### Extracted text

    The labor and delivery unit at Sparrow Hospital in Lansing has been locked down from unnecessary traffic. Delivering moms are allowed just one companion at their bedsides, and workers are screened at the beginning of each shift.

    There’s less traffic back-and-forth between floors and, if a mom is COVID-19-positive, she will deliver in a part of the unit that will be closed off from the other moms by a fire door, said Dr. Jennifer Hoffman, chair of the Lansing Sparrow’s Ob-Gyn Department.

    “From a medical standpoint, we understand that new moms are nervous about being in a hospital during a pandemic,” she said.

    But on the rare occasion when things go wrong during delivery, seconds count in getting the mother or baby emergency medical care, she said. 

    Her concern, she said, is not a judgment on the care provided by midwives but instead reflects her worry about first responders, who are falling ill and stretched thin by the pandemic.

    “It’s about what if you needed help and there wasn’t time to get it?” Hoffman said.

    This much, though, is clear, Goyert, the Henry Ford specialist, said: “We do not encourage home birth under any circumstances for most patients.”

    “There's a lot of research that's been done that demonstrates that the risk to baby is significantly increased for most patients with home births. The COVID epidemic does not change those recommendations,” he said.

    Because of long-standing positions like these, most insurance plans in Michigan do not cover home births by midwives, even though they cover births in health care settings by certified nurse midwives, said Jeff Romback, who oversees policy and planning at the Michigan Association of Health Plans, which represents many of the state’s largest health plans.

    In Southeast Michigan, parents’ out-of-pocket costs range from about $2,400 to $4,200 for midwives, a fee that includes prenatal visits, the birth, and postnatal visits for six to eight weeks after birth, including three visits in the first week after delivery.

### Required action 1
Which people are named in the article on childbirth during the pandemic?
### Required action 2
Resume the article on childbirth during the pandemic after its last sentence.
The entries have nothing to do with the article on childbirth during the pandemic.

### Data to examine
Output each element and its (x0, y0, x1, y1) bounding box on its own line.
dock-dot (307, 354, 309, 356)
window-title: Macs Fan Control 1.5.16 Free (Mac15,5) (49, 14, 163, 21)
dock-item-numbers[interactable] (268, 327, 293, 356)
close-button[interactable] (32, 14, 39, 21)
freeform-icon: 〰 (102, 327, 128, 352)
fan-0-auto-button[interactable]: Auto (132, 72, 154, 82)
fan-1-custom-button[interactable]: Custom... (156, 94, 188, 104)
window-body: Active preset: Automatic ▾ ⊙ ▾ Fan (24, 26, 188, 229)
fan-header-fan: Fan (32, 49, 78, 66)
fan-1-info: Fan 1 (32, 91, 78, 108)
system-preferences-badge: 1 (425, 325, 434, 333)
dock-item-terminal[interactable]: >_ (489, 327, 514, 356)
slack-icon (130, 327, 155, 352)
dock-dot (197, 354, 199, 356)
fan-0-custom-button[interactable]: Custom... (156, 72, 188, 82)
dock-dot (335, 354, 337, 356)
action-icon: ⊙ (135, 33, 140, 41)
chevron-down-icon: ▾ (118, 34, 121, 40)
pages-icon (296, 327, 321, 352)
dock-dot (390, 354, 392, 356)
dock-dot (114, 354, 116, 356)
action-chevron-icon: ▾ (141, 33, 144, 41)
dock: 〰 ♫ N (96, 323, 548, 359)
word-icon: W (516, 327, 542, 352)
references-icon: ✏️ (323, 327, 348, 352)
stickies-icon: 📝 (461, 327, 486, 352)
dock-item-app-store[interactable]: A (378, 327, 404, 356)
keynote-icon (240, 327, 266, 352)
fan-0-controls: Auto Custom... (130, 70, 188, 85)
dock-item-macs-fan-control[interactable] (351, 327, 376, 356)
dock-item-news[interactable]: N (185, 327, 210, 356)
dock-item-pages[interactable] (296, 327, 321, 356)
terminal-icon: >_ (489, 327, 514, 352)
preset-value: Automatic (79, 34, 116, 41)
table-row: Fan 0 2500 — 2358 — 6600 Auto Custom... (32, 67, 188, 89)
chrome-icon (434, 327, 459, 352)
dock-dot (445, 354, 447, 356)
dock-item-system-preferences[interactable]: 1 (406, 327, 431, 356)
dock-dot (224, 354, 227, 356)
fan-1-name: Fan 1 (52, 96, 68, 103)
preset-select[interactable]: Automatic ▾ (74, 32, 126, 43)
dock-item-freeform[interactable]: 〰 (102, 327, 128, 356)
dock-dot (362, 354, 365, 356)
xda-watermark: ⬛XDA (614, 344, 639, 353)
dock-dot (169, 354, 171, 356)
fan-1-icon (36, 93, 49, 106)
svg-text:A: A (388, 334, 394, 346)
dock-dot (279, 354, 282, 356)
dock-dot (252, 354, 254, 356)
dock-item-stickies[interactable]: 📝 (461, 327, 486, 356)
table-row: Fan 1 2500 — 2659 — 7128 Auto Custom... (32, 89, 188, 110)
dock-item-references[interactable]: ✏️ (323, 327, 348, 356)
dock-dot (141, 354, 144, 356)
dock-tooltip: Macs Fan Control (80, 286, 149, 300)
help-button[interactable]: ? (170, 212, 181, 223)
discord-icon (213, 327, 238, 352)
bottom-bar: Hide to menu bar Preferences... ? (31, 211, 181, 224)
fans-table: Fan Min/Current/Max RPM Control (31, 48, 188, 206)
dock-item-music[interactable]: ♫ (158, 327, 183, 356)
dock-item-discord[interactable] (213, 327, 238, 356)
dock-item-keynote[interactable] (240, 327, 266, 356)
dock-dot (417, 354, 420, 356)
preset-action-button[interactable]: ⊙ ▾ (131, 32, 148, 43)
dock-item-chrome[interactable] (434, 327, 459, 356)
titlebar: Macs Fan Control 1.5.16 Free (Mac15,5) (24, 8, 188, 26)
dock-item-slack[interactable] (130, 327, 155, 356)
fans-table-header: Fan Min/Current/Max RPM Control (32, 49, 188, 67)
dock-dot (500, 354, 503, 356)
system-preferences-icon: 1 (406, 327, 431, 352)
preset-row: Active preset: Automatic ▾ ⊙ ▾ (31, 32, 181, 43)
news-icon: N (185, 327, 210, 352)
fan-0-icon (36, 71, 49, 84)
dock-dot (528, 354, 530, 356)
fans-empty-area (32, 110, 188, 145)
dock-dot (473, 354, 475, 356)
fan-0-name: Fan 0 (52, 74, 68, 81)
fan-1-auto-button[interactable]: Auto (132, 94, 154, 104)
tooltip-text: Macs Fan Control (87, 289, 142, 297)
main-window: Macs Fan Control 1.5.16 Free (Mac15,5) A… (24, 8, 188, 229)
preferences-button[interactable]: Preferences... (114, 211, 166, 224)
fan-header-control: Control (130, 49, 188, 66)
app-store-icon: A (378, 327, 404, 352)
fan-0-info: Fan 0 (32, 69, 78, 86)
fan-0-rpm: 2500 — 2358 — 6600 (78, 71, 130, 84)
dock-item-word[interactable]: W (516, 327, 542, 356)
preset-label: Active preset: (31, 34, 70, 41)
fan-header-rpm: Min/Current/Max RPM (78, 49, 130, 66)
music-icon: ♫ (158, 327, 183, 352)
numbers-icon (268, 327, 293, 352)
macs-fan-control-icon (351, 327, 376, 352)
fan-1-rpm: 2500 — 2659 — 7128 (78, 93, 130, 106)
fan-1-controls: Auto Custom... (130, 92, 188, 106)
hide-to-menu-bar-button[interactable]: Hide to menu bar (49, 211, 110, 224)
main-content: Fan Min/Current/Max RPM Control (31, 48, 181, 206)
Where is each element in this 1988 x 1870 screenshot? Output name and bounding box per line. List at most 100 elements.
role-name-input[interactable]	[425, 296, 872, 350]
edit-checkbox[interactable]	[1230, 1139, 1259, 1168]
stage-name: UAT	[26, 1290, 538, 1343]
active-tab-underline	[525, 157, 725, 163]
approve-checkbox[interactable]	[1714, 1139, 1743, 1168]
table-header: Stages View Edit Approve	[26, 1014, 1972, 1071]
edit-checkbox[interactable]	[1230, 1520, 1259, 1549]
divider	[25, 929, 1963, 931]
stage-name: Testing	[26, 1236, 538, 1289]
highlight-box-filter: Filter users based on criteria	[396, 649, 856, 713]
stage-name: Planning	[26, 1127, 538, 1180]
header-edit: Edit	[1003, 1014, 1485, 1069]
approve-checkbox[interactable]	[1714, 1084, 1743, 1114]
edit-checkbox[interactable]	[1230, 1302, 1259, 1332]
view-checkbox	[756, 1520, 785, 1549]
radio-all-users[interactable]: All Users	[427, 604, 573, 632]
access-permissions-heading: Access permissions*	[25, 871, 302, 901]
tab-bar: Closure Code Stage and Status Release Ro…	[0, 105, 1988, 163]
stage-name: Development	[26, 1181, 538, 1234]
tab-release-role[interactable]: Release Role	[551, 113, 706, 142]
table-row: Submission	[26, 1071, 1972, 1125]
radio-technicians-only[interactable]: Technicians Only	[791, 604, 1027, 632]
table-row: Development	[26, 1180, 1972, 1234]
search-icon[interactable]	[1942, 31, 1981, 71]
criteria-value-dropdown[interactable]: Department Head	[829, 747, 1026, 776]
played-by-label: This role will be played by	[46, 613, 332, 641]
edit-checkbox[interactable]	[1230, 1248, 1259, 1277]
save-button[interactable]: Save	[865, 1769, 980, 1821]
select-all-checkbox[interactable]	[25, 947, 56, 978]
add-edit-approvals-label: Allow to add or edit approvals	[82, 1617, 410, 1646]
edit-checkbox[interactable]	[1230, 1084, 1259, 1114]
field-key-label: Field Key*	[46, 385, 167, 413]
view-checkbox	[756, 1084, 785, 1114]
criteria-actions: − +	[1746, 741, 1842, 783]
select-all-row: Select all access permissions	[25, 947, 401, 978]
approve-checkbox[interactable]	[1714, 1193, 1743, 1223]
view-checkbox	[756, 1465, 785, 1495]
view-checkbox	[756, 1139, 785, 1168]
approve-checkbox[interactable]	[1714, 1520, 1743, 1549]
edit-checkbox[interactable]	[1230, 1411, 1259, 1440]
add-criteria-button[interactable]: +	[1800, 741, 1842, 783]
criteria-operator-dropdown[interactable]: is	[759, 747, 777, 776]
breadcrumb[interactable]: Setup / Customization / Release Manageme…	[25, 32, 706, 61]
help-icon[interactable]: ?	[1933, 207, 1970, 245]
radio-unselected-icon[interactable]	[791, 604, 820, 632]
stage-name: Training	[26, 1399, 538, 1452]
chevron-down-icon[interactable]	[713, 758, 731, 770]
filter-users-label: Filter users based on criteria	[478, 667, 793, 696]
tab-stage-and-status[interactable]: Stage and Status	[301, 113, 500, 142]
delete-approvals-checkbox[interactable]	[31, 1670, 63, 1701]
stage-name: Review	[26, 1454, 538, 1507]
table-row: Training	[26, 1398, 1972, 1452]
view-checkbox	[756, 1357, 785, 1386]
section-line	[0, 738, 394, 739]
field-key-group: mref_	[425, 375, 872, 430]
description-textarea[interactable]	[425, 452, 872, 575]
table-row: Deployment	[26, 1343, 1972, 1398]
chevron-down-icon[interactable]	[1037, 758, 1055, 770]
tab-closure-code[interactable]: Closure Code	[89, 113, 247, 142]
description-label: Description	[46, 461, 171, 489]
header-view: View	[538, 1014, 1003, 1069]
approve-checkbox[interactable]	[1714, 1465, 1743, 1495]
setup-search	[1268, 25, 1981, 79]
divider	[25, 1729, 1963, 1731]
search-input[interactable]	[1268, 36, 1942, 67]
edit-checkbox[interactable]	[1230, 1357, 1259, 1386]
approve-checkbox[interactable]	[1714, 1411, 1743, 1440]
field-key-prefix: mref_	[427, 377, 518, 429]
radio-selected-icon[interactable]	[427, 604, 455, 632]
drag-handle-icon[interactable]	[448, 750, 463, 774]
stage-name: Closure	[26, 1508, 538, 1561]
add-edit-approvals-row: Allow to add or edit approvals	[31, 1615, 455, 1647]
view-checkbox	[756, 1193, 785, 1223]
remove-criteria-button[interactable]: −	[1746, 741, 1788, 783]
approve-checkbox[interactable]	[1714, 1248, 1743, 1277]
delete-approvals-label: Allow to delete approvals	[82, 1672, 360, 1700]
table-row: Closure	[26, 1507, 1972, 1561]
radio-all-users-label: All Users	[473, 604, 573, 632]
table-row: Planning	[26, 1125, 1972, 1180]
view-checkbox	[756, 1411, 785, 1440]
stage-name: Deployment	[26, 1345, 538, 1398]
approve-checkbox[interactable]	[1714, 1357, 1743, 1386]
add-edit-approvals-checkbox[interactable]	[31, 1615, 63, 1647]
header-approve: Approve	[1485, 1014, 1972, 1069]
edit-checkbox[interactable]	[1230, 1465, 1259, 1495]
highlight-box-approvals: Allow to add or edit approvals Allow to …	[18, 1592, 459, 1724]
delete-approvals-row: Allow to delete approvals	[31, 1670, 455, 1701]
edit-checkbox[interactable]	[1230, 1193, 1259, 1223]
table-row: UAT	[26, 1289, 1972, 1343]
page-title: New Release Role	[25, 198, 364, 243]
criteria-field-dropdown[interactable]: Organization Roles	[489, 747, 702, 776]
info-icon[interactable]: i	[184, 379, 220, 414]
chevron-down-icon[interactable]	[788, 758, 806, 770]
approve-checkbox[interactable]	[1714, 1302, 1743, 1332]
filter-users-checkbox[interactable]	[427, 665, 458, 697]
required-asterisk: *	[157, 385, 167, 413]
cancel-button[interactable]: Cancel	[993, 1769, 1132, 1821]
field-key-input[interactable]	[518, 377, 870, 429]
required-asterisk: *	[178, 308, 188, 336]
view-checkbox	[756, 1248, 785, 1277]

### Response 1
Dr. Jennifer Hoffman, Goyert, Jeff Romback

### Response 2
    There are no immediate plans to change that insurance coverage, said both Romback and Bob Wheaton, spokesman for the Michigan Department of Health and Human Services, which determines the criteria for Medicaid coverage in Michigan.

    Wheaton noted that midwives' services are covered in “clinical settings like a hospital... We believe this is appropriate.”

    “Nerve-wracking.”

    That means Alyssa Panesiu will shell out $3,800 for the services of a midwife.

    She also ordered online a $65 birth kit, which includes a cord clamp and gloves, and the $140 newborn screening kit that will test the child’s heart and hearing. There are new towels and receiving blankets on the way, too.

    Like Cole, she had planned a hospital birth, but COVID-19 ushered in a whole new level of “nerve-wracking” as her June 7 due date approaches.

    Her other two children were born in a hospital, but now?

    “We see over and over again there’s not enough (personal protective equipment in hospitals). My obstetrician’s office isn't even seeing me, and we’re doing telemedicine instead,” said the Madison Heights woman.

    “So … then, what are you doing asking me to go to the hospital?” Panesiu, 28, asked.

    She said her husband, Ben, has underlying conditions — worrying them both that he’s possibly more vulnerable to the severest of COVID-19 infection if he comes in contact with the virus. 

    Following guidance from the CDC, many hospitals require that companions stay with moms from the moment they arrive at the hospital in labor until they leave. That could mean two days or more for 4-year-old, Emmy, and 2-year-old Lucca to be without their parents.

    Suddenly, the idea of a beautiful hospital birth becomes “the most miserable day or two ever,” Panesiu said.

    When contractions are close enough, Ben will drape the bedroom in sterile plastic sheets — “like a scene from Dexter,” she quips, referring to the TV series about a serial killer.

    The hassle and cost is worth it, she said: “We’re rewiring our expectations...It has been tough, but we’re at the point now we’re excited for this new experience.”